[DATASET]
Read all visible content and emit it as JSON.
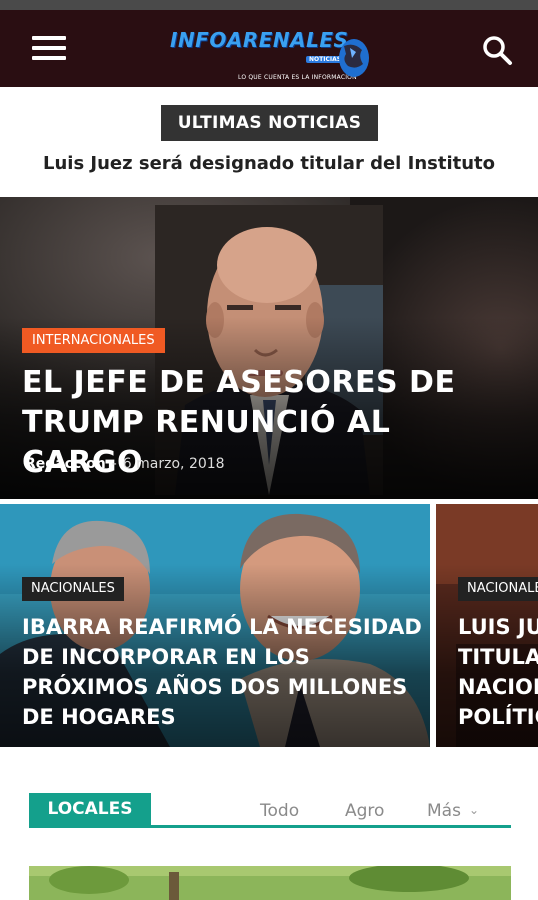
{
  "header": {
    "logo_text": "INFOARENALES",
    "logo_badge": "NOTICIAS",
    "logo_tagline": "LO QUE CUENTA ES LA INFORMACION",
    "menu_icon": "hamburger-menu-icon",
    "search_icon": "search-icon",
    "background_color": "#2a0e12"
  },
  "ticker": {
    "label": "ULTIMAS NOTICIAS",
    "headline": "Luis Juez será designado titular del Instituto"
  },
  "hero": {
    "category": "INTERNACIONALES",
    "category_color": "#f05a23",
    "title": "EL JEFE DE ASESORES DE TRUMP RENUNCIÓ AL CARGO",
    "author": "Redaccion",
    "separator": "-",
    "date": "6 marzo, 2018"
  },
  "carousel": [
    {
      "category": "NACIONALES",
      "title": "IBARRA REAFIRMÓ LA NECESIDAD DE INCORPORAR EN LOS PRÓXIMOS AÑOS DOS MILLONES DE HOGARES"
    },
    {
      "category": "NACIONALES",
      "title_lines": [
        "LUIS JU",
        "TITULA",
        "NACION",
        "POLÍTIC"
      ]
    }
  ],
  "section": {
    "tab_label": "LOCALES",
    "accent_color": "#14a08c",
    "filters": [
      "Todo",
      "Agro",
      "Más"
    ],
    "more_icon": "chevron-down-icon"
  }
}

[PROMPT] Copy the listing word for word, excluding its pictures.

[PROBLEM SOLUTION]
Read all visible content and emit it as JSON.
{
  "header": {
    "logo_text": "INFOARENALES",
    "logo_badge": "NOTICIAS",
    "logo_tagline": "LO QUE CUENTA ES LA INFORMACION",
    "menu_icon": "hamburger-menu-icon",
    "search_icon": "search-icon",
    "background_color": "#2a0e12"
  },
  "ticker": {
    "label": "ULTIMAS NOTICIAS",
    "headline": "Luis Juez será designado titular del Instituto"
  },
  "hero": {
    "category": "INTERNACIONALES",
    "category_color": "#f05a23",
    "title": "EL JEFE DE ASESORES DE TRUMP RENUNCIÓ AL CARGO",
    "author": "Redaccion",
    "separator": "-",
    "date": "6 marzo, 2018"
  },
  "carousel": [
    {
      "category": "NACIONALES",
      "title": "IBARRA REAFIRMÓ LA NECESIDAD DE INCORPORAR EN LOS PRÓXIMOS AÑOS DOS MILLONES DE HOGARES"
    },
    {
      "category": "NACIONALES",
      "title_lines": [
        "LUIS JU",
        "TITULA",
        "NACION",
        "POLÍTIC"
      ]
    }
  ],
  "section": {
    "tab_label": "LOCALES",
    "accent_color": "#14a08c",
    "filters": [
      "Todo",
      "Agro",
      "Más"
    ],
    "more_icon": "chevron-down-icon"
  }
}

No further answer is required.